- What the exercise asks:
Give the entries back exactly, dropping each image.

- Data shown:

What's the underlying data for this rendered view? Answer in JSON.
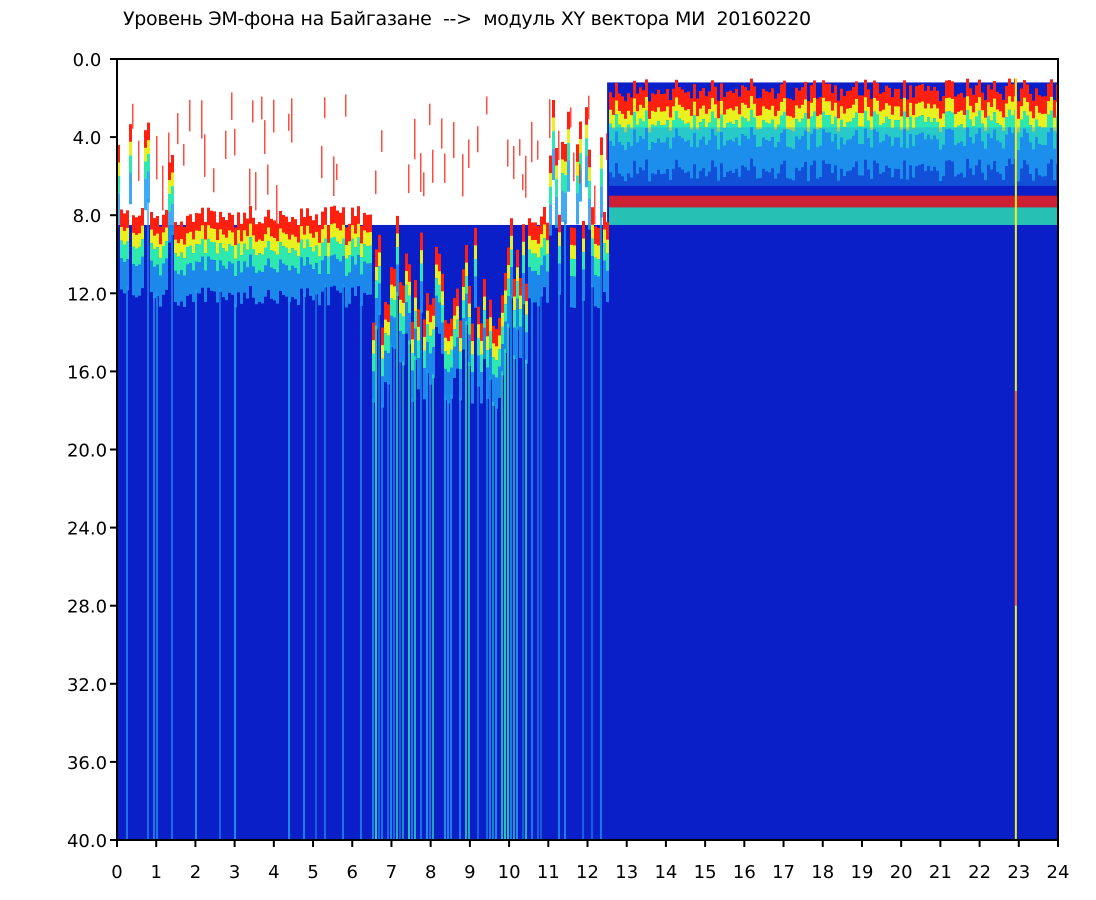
{
  "chart_data": {
    "type": "heatmap",
    "title": "Уровень ЭМ-фона на Байгазане  -->  модуль XY вектора МИ  20160220",
    "xlabel": "",
    "ylabel": "",
    "x_ticks": [
      "0",
      "1",
      "2",
      "3",
      "4",
      "5",
      "6",
      "7",
      "8",
      "9",
      "10",
      "11",
      "12",
      "13",
      "14",
      "15",
      "16",
      "17",
      "18",
      "19",
      "20",
      "21",
      "22",
      "23",
      "24"
    ],
    "y_ticks": [
      "0.0",
      "4.0",
      "8.0",
      "12.0",
      "16.0",
      "20.0",
      "24.0",
      "28.0",
      "32.0",
      "36.0",
      "40.0"
    ],
    "xlim": [
      0,
      24
    ],
    "ylim": [
      0,
      40
    ],
    "y_inverted": true,
    "colors": {
      "background": "#ffffff",
      "low": "#0a1fc8",
      "mid_low": "#1e9bf0",
      "mid": "#2ee8b0",
      "mid_high": "#e8f020",
      "high": "#ff2010"
    },
    "features": {
      "quiet_ceiling_y": 8.0,
      "active_period_hours": [
        6.5,
        10.5
      ],
      "active_period_ceiling_y": 14.0,
      "night_upper_band_hours": [
        12.5,
        24
      ],
      "night_upper_band_y": [
        1.0,
        2.5
      ],
      "night_secondary_band_y": [
        7.0,
        8.5
      ],
      "bright_vertical_line_hour": 22.9
    }
  }
}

- Written solution:
What's the underlying data for this rendered view? Answer in JSON.
{
  "chart_data": {
    "type": "heatmap",
    "title": "Уровень ЭМ-фона на Байгазане  -->  модуль XY вектора МИ  20160220",
    "xlabel": "",
    "ylabel": "",
    "x_ticks": [
      "0",
      "1",
      "2",
      "3",
      "4",
      "5",
      "6",
      "7",
      "8",
      "9",
      "10",
      "11",
      "12",
      "13",
      "14",
      "15",
      "16",
      "17",
      "18",
      "19",
      "20",
      "21",
      "22",
      "23",
      "24"
    ],
    "y_ticks": [
      "0.0",
      "4.0",
      "8.0",
      "12.0",
      "16.0",
      "20.0",
      "24.0",
      "28.0",
      "32.0",
      "36.0",
      "40.0"
    ],
    "xlim": [
      0,
      24
    ],
    "ylim": [
      0,
      40
    ],
    "y_inverted": true,
    "colors": {
      "background": "#ffffff",
      "low": "#0a1fc8",
      "mid_low": "#1e9bf0",
      "mid": "#2ee8b0",
      "mid_high": "#e8f020",
      "high": "#ff2010"
    },
    "features": {
      "quiet_ceiling_y": 8.0,
      "active_period_hours": [
        6.5,
        10.5
      ],
      "active_period_ceiling_y": 14.0,
      "night_upper_band_hours": [
        12.5,
        24
      ],
      "night_upper_band_y": [
        1.0,
        2.5
      ],
      "night_secondary_band_y": [
        7.0,
        8.5
      ],
      "bright_vertical_line_hour": 22.9
    }
  }
}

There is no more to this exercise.